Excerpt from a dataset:
>> BEGIN
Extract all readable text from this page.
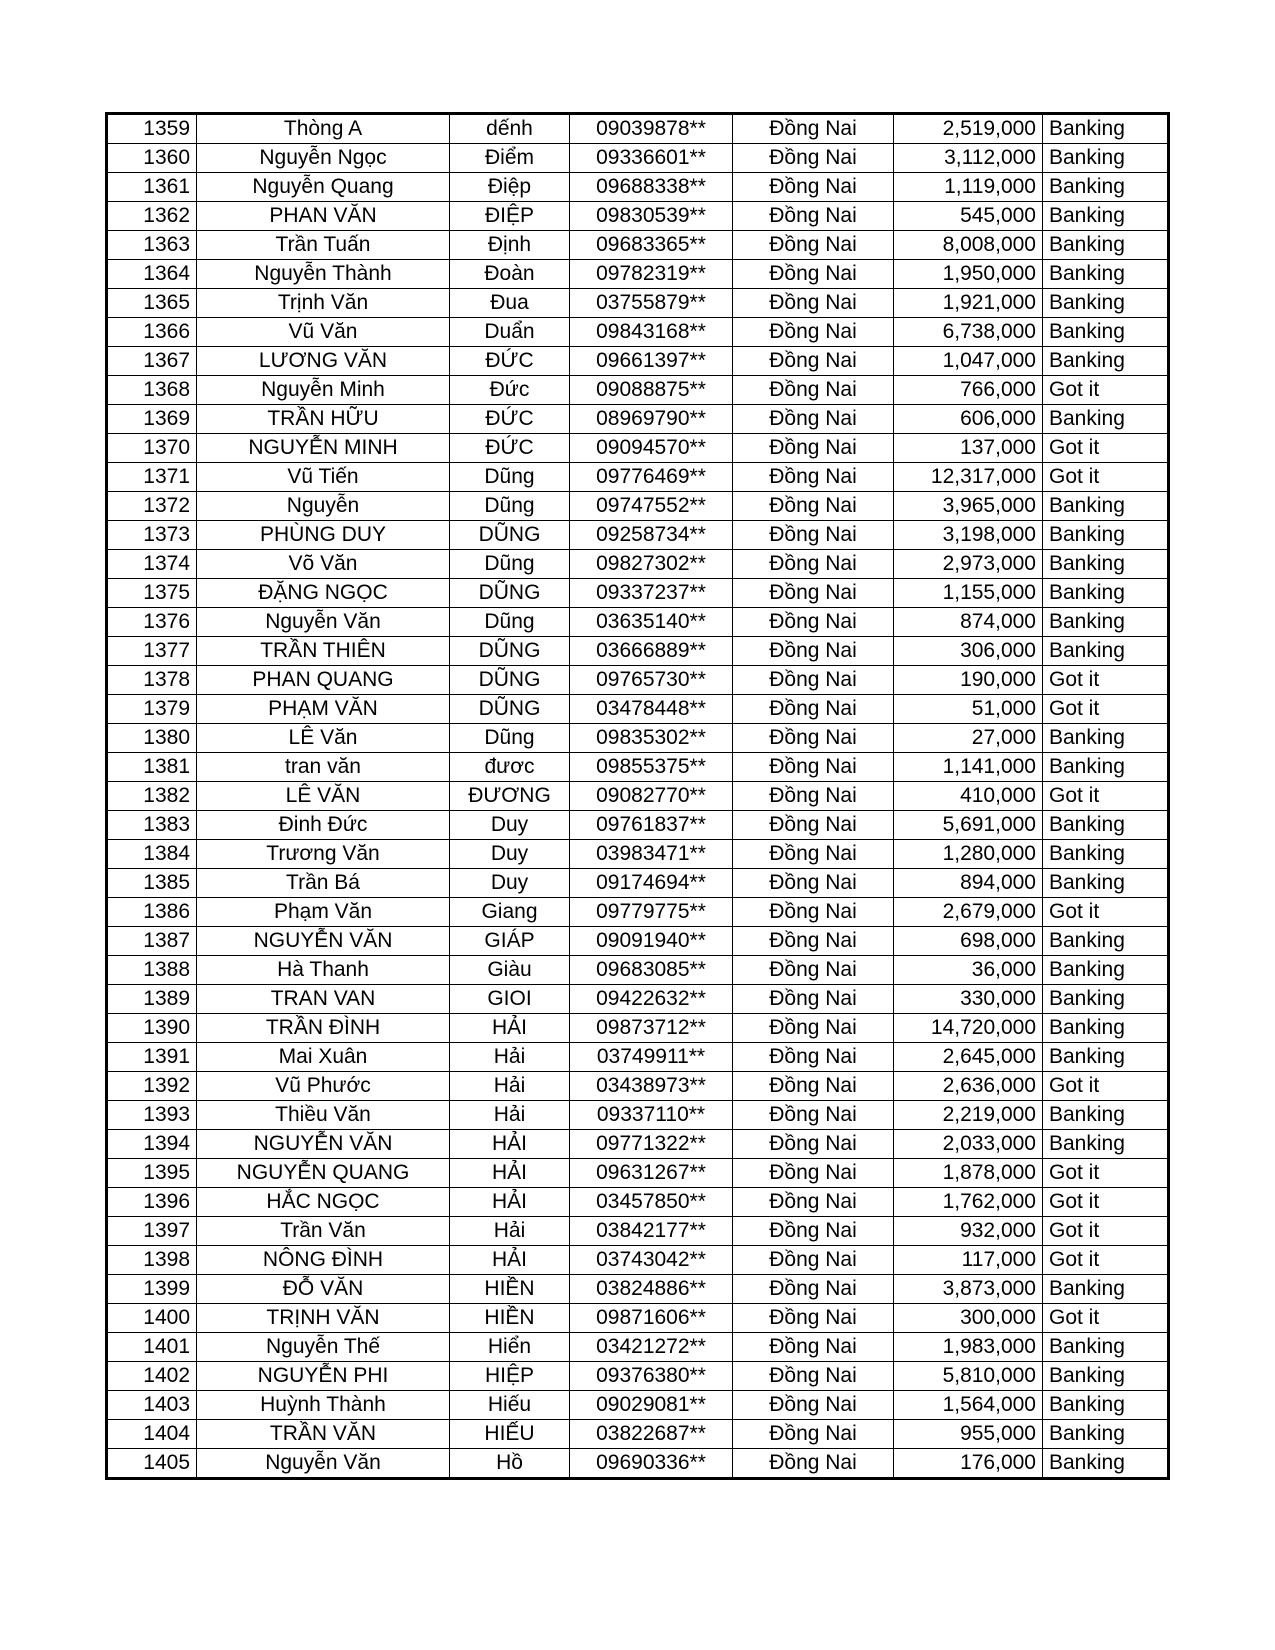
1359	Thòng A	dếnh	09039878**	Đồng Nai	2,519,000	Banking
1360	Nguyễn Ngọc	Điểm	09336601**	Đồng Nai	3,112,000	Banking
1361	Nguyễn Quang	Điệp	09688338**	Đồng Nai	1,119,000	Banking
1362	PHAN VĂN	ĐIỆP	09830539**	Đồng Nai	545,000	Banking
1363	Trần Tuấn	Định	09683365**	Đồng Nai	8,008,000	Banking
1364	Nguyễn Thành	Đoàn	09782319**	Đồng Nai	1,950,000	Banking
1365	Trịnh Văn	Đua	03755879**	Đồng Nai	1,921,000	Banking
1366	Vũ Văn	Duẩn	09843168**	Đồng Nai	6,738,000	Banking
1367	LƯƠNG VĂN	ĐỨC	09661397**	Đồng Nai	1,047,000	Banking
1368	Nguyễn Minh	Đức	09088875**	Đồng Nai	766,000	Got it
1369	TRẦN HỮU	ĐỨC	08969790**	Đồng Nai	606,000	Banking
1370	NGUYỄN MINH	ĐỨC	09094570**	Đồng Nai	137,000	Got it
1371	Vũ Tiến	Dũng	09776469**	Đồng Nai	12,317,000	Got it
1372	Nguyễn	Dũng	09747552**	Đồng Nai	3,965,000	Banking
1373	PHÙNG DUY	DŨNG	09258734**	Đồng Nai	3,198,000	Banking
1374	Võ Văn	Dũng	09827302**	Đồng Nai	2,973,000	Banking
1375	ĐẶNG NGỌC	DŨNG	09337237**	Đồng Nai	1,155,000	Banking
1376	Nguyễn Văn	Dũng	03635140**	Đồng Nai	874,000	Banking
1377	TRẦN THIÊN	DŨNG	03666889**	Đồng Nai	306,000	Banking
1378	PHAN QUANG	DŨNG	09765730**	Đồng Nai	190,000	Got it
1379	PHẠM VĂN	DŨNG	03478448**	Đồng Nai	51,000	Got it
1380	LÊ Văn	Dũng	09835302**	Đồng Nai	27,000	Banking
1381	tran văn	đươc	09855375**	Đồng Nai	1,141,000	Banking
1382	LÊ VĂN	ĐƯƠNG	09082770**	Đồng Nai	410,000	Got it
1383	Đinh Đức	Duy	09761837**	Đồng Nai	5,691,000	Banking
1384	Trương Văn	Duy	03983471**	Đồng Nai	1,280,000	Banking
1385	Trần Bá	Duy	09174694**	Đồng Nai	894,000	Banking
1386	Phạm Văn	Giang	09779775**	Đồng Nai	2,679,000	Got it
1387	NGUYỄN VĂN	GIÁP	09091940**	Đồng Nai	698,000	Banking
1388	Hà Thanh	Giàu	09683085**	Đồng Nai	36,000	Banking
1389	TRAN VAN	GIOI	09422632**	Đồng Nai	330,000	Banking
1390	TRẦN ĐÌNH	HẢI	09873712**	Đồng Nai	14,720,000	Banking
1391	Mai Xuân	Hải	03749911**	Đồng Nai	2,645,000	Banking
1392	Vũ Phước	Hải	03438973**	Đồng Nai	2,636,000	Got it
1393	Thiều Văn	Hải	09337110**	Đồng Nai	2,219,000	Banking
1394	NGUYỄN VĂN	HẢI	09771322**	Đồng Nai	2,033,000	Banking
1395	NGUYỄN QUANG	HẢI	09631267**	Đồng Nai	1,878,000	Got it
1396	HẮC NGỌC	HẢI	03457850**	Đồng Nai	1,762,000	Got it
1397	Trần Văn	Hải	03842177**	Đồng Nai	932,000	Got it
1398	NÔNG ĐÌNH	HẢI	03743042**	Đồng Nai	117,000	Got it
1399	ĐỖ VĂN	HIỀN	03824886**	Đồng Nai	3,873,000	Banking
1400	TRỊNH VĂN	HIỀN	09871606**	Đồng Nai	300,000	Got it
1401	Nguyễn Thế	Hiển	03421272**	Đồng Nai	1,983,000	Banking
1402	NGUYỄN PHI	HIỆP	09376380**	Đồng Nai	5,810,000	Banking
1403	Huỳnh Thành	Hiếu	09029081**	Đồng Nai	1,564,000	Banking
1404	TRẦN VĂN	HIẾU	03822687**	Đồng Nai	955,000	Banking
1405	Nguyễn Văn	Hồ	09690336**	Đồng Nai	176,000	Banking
>> END
>> BEGIN
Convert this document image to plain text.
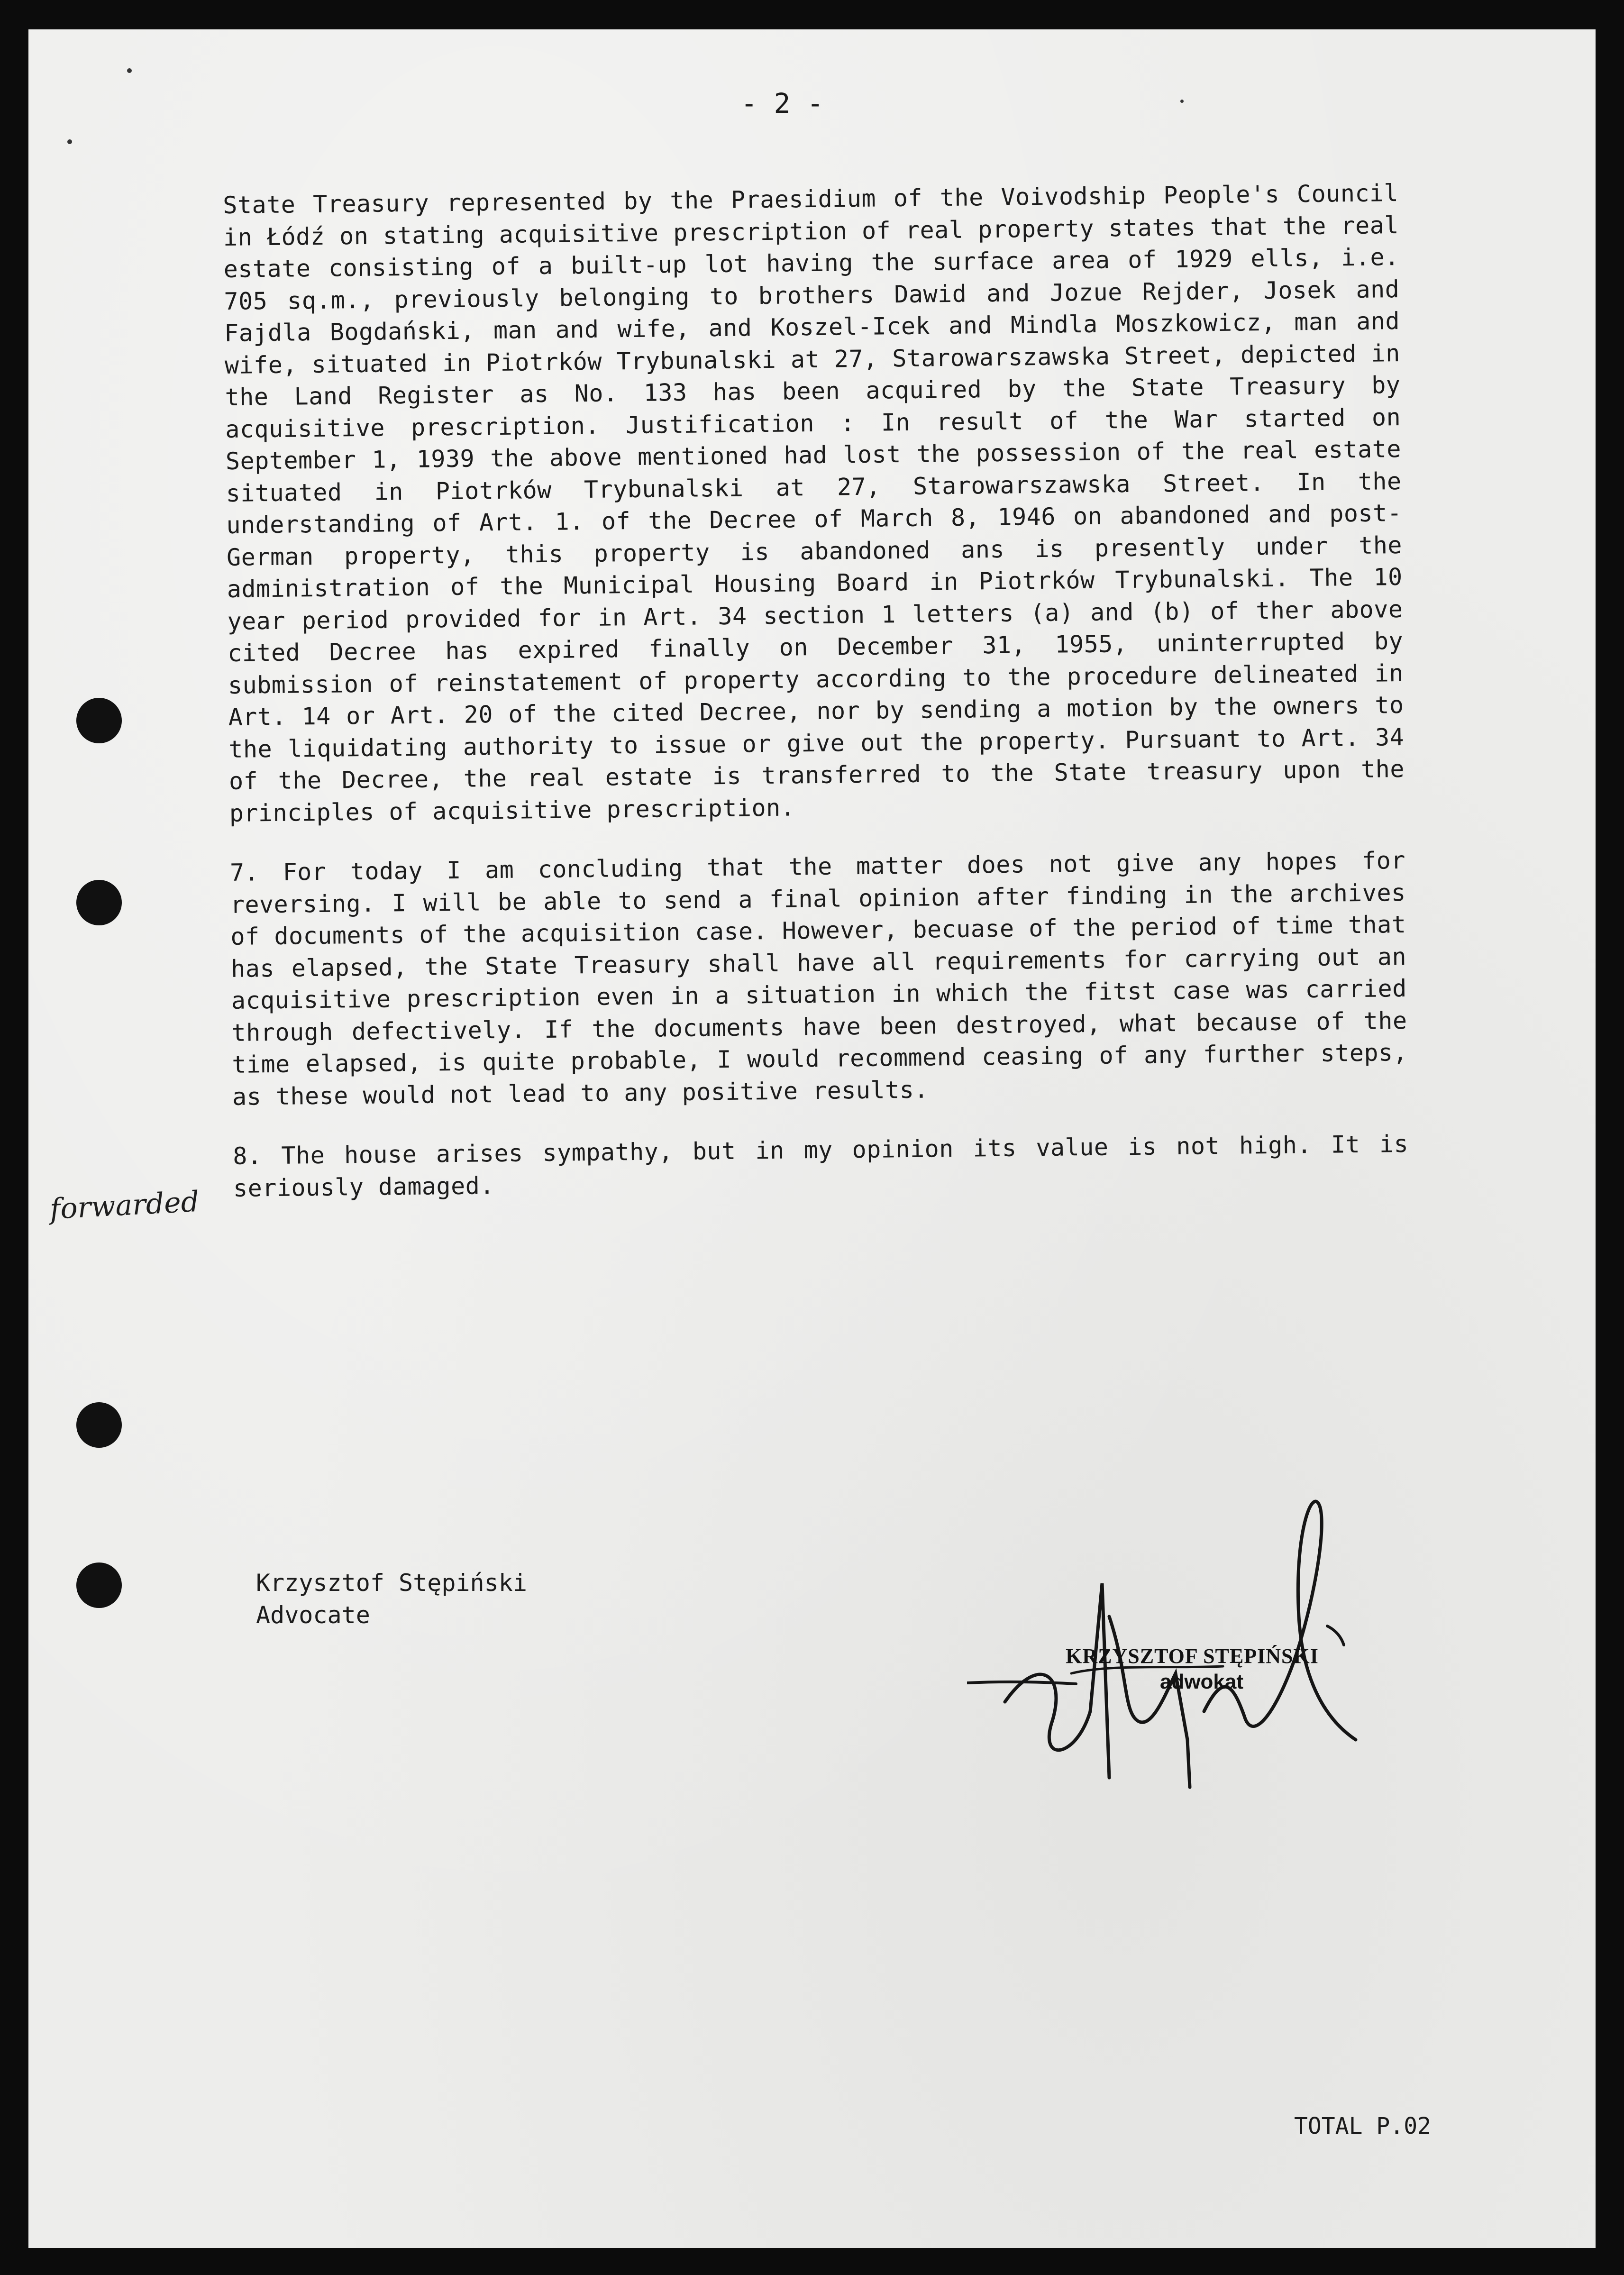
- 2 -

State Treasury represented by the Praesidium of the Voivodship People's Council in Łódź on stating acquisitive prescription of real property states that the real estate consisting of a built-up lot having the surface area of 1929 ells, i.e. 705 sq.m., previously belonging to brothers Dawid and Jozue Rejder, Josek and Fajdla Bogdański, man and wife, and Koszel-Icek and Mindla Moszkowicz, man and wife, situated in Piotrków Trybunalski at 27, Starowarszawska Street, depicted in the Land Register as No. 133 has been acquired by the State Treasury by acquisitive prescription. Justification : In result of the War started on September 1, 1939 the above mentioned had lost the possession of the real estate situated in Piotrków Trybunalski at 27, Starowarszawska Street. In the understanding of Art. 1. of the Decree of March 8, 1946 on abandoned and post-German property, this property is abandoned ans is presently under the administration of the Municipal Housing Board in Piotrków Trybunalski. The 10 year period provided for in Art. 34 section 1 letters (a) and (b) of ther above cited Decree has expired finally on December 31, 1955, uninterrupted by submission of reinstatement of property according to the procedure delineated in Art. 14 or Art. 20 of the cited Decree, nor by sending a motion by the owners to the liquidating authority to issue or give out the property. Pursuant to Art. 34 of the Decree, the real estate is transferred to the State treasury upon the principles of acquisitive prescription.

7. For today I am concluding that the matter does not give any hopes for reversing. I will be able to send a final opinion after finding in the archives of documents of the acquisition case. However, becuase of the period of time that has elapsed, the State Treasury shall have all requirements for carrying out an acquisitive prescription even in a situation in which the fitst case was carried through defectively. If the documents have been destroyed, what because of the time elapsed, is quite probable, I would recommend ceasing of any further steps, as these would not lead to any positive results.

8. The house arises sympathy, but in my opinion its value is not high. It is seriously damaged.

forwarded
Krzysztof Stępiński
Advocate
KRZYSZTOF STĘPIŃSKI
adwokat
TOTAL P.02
>> END
>> BEGIN
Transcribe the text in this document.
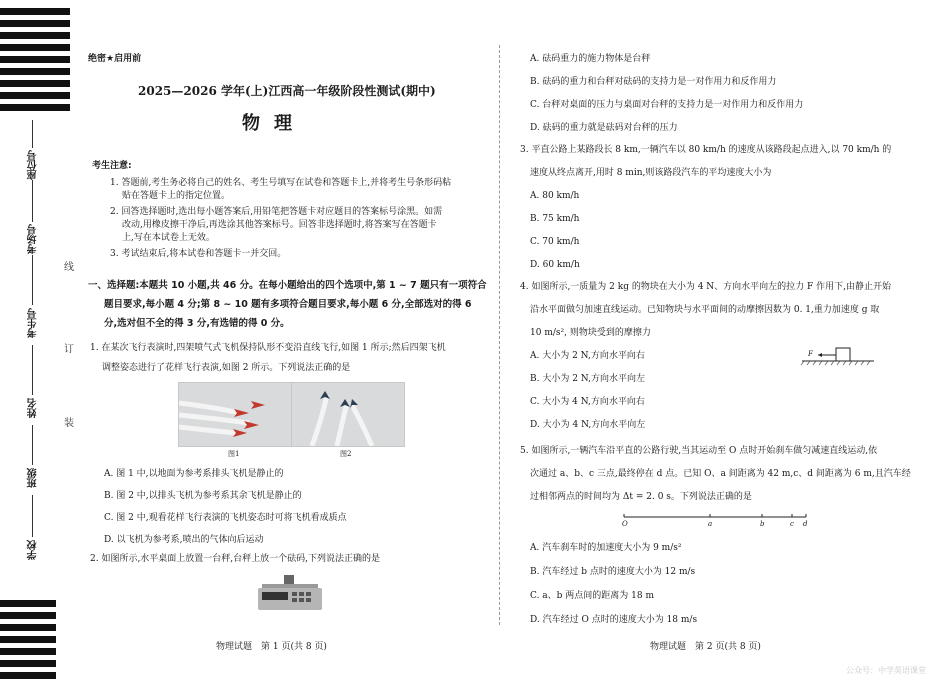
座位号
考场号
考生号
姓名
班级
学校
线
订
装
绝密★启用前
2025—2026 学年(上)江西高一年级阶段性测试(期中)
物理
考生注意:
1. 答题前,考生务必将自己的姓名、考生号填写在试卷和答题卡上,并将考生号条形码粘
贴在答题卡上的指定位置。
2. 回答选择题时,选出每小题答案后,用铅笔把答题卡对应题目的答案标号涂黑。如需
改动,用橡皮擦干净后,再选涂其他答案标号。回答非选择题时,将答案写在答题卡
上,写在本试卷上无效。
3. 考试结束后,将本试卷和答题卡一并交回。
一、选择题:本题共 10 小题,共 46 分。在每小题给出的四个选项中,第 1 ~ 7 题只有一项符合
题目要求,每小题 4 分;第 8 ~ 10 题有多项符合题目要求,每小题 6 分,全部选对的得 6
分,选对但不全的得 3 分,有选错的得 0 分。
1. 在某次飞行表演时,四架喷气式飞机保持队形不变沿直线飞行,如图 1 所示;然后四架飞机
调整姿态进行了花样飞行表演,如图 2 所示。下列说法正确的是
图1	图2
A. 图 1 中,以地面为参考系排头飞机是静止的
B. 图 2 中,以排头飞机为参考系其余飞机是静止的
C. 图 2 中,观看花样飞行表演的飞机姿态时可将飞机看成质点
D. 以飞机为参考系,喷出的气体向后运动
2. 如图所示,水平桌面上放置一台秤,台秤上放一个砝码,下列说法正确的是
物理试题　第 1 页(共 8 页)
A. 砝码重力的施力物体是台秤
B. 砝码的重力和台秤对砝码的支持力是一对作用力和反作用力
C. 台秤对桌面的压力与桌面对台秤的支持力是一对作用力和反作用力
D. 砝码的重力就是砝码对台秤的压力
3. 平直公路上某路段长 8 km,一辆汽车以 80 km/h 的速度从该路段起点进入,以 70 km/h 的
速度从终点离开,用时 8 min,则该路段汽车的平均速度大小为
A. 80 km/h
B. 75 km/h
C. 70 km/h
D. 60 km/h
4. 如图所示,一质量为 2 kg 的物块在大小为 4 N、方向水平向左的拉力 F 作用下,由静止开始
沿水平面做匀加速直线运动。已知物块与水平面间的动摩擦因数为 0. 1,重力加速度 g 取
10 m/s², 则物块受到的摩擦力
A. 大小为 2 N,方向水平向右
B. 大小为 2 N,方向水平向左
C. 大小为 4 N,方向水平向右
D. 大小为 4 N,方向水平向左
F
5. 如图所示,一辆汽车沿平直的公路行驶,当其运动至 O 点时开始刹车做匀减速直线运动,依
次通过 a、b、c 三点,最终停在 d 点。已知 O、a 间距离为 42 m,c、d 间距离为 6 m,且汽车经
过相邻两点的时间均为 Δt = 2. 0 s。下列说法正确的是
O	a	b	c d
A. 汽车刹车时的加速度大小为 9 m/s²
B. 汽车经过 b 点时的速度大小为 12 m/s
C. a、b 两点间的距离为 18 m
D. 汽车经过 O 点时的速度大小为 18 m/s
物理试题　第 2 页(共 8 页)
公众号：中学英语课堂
>> END
GIVEN EXERCISE: From the listing above, pick out each line where the word "acquisitive" appears.

RESULT BELOW:
State Treasury represented by the Praesidium of the Voivodship People's Council in Łódź on stating acquisitive prescription of real property states that the real estate consisting of a built-up lot having the surface area of 1929 ells, i.e. 705 sq.m., previously belonging to brothers Dawid and Jozue Rejder, Josek and Fajdla Bogdański, man and wife, and Koszel-Icek and Mindla Moszkowicz, man and wife, situated in Piotrków Trybunalski at 27, Starowarszawska Street, depicted in the Land Register as No. 133 has been acquired by the State Treasury by acquisitive prescription. Justification : In result of the War started on September 1, 1939 the above mentioned had lost the possession of the real estate situated in Piotrków Trybunalski at 27, Starowarszawska Street. In the understanding of Art. 1. of the Decree of March 8, 1946 on abandoned and post-German property, this property is abandoned ans is presently under the administration of the Municipal Housing Board in Piotrków Trybunalski. The 10 year period provided for in Art. 34 section 1 letters (a) and (b) of ther above cited Decree has expired finally on December 31, 1955, uninterrupted by submission of reinstatement of property according to the procedure delineated in Art. 14 or Art. 20 of the cited Decree, nor by sending a motion by the owners to the liquidating authority to issue or give out the property. Pursuant to Art. 34 of the Decree, the real estate is transferred to the State treasury upon the principles of acquisitive prescription.
7. For today I am concluding that the matter does not give any hopes for reversing. I will be able to send a final opinion after finding in the archives of documents of the acquisition case. However, becuase of the period of time that has elapsed, the State Treasury shall have all requirements for carrying out an acquisitive prescription even in a situation in which the fitst case was carried through defectively. If the documents have been destroyed, what because of the time elapsed, is quite probable, I would recommend ceasing of any further steps, as these would not lead to any positive results.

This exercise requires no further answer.